WRITTEN REQUEST ::
Give the number of lines containing the word "unije", and nothing else.

Stored data entries
——————————
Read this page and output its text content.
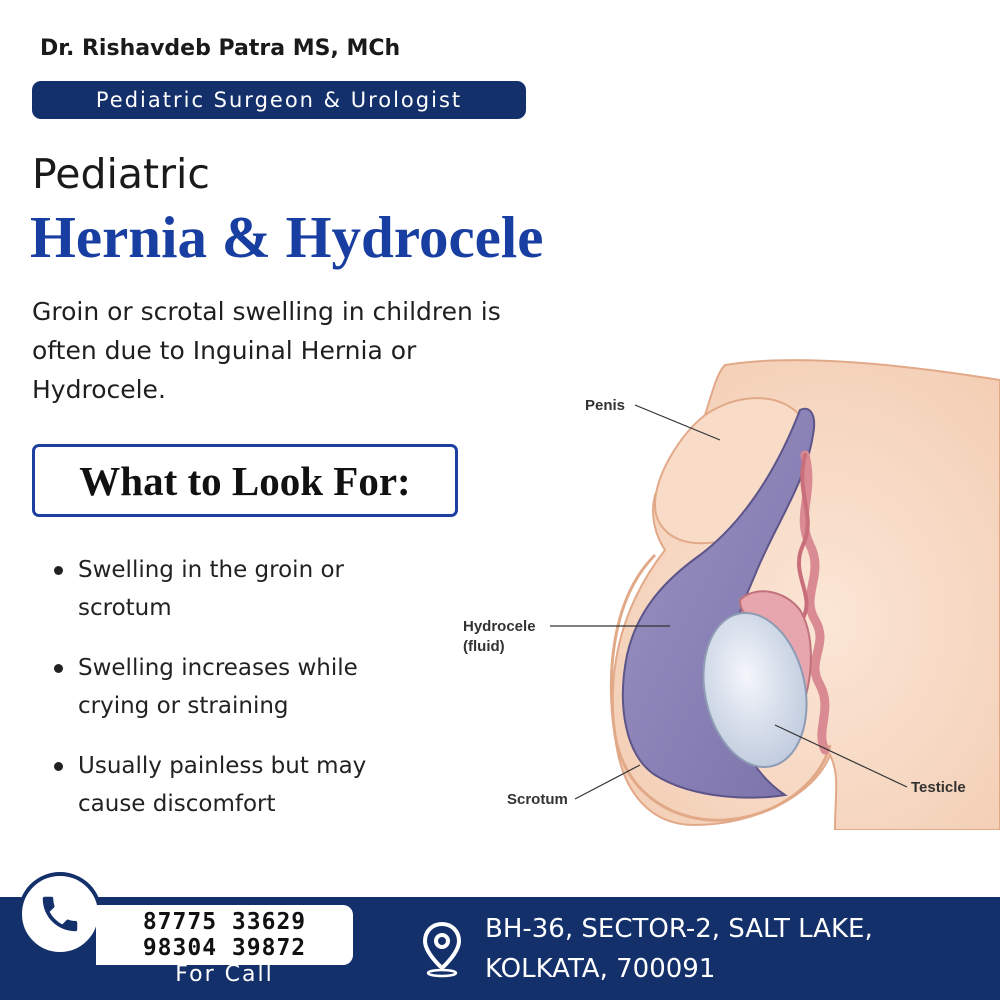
Dr. Rishavdeb Patra MS, MCh
Pediatric Surgeon & Urologist
Pediatric
Hernia & Hydrocele
Groin or scrotal swelling in children is
often due to Inguinal Hernia or
Hydrocele.
What to Look For:
Swelling in the groin or
scrotum
Swelling increases while
crying or straining
Usually painless but may
cause discomfort
Penis
Hydrocele
(fluid)
Scrotum
Testicle
87775 33629
98304 39872
For Call
BH-36, SECTOR-2, SALT LAKE,
KOLKATA, 700091
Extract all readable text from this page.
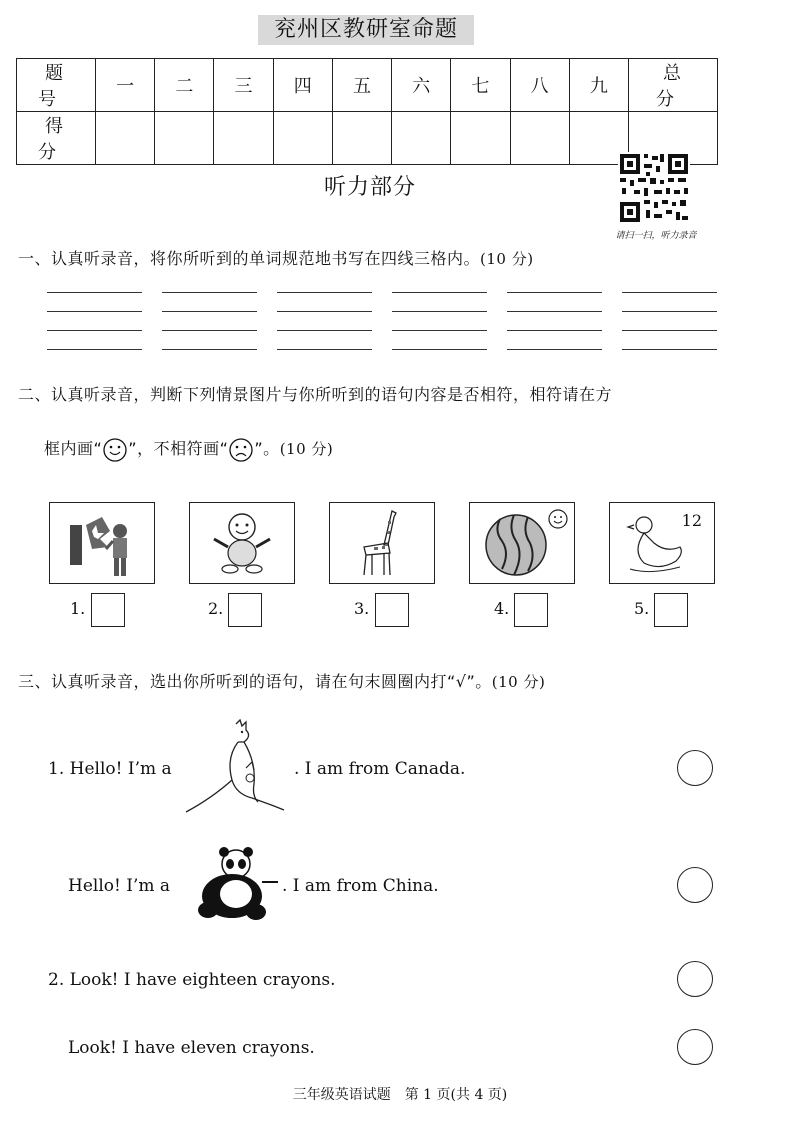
兖州区教研室命题
题　号	一	二	三	四	五	六	七	八	九	总　分
得　分										
听力部分
请扫一扫，听力录音
一、认真听录音，将你所听到的单词规范地书写在四线三格内。(10 分)
二、认真听录音，判断下列情景图片与你所听到的语句内容是否相符，相符请在方
框内画“ ”，不相符画“ ”。(10 分)
12
1.	2.	3.	4.	5.
三、认真听录音，选出你所听到的语句，请在句末圆圈内打“√”。(10 分)
1. Hello! I’m a	. I am from Canada.
Hello! I’m a	. I am from China.
2. Look! I have eighteen crayons.
Look! I have eleven crayons.
三年级英语试题　第 1 页(共 4 页)
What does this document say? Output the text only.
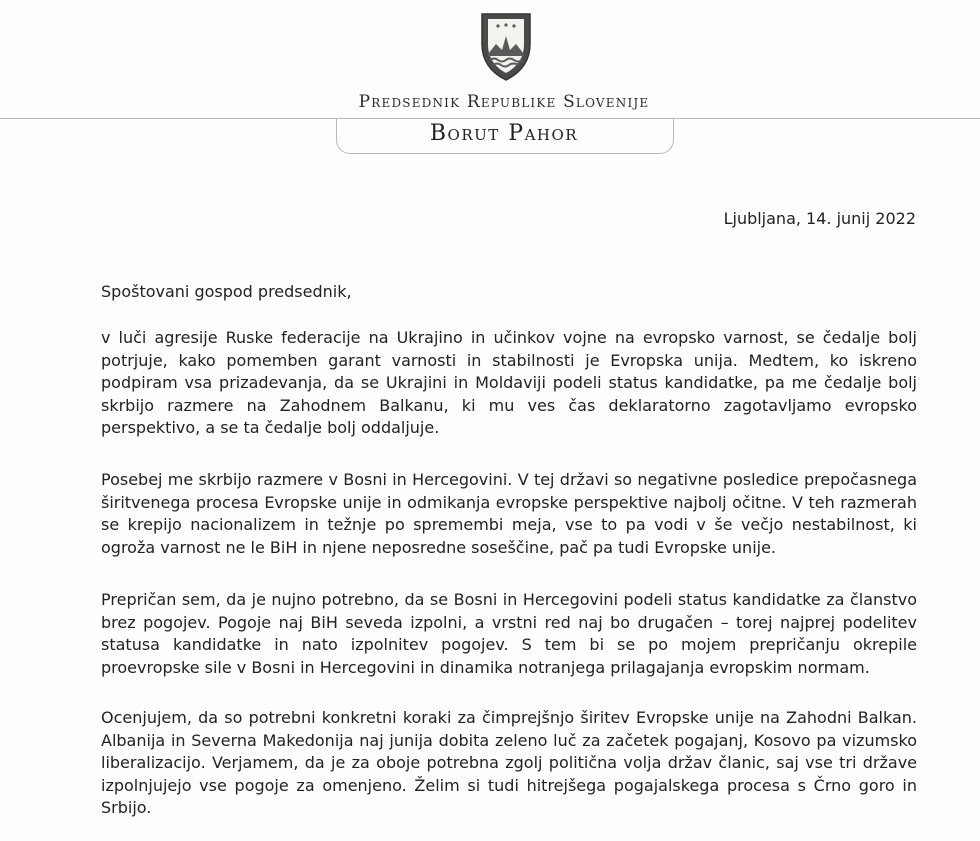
Predsednik Republike Slovenije
Borut Pahor
Ljubljana, 14. junij 2022
Spoštovani gospod predsednik,

v luči agresije Ruske federacije na Ukrajino in učinkov vojne na evropsko varnost, se čedalje bolj potrjuje, kako pomemben garant varnosti in stabilnosti je Evropska unija. Medtem, ko iskreno podpiram vsa prizadevanja, da se Ukrajini in Moldaviji podeli status kandidatke, pa me čedalje bolj skrbijo razmere na Zahodnem Balkanu, ki mu ves čas deklaratorno zagotavljamo evropsko perspektivo, a se ta čedalje bolj oddaljuje.

Posebej me skrbijo razmere v Bosni in Hercegovini. V tej državi so negativne posledice prepočasnega širitvenega procesa Evropske unije in odmikanja evropske perspektive najbolj očitne. V teh razmerah se krepijo nacionalizem in težnje po spremembi meja, vse to pa vodi v še večjo nestabilnost, ki ogroža varnost ne le BiH in njene neposredne soseščine, pač pa tudi Evropske unije.

Prepričan sem, da je nujno potrebno, da se Bosni in Hercegovini podeli status kandidatke za članstvo brez pogojev. Pogoje naj BiH seveda izpolni, a vrstni red naj bo drugačen – torej najprej podelitev statusa kandidatke in nato izpolnitev pogojev. S tem bi se po mojem prepričanju okrepile proevropske sile v Bosni in Hercegovini in dinamika notranjega prilagajanja evropskim normam.

Ocenjujem, da so potrebni konkretni koraki za čimprejšnjo širitev Evropske unije na Zahodni Balkan. Albanija in Severna Makedonija naj junija dobita zeleno luč za začetek pogajanj, Kosovo pa vizumsko liberalizacijo. Verjamem, da je za oboje potrebna zgolj politična volja držav članic, saj vse tri države izpolnjujejo vse pogoje za omenjeno. Želim si tudi hitrejšega pogajalskega procesa s Črno goro in Srbijo.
——————————
EXERCISE RESULT ::
2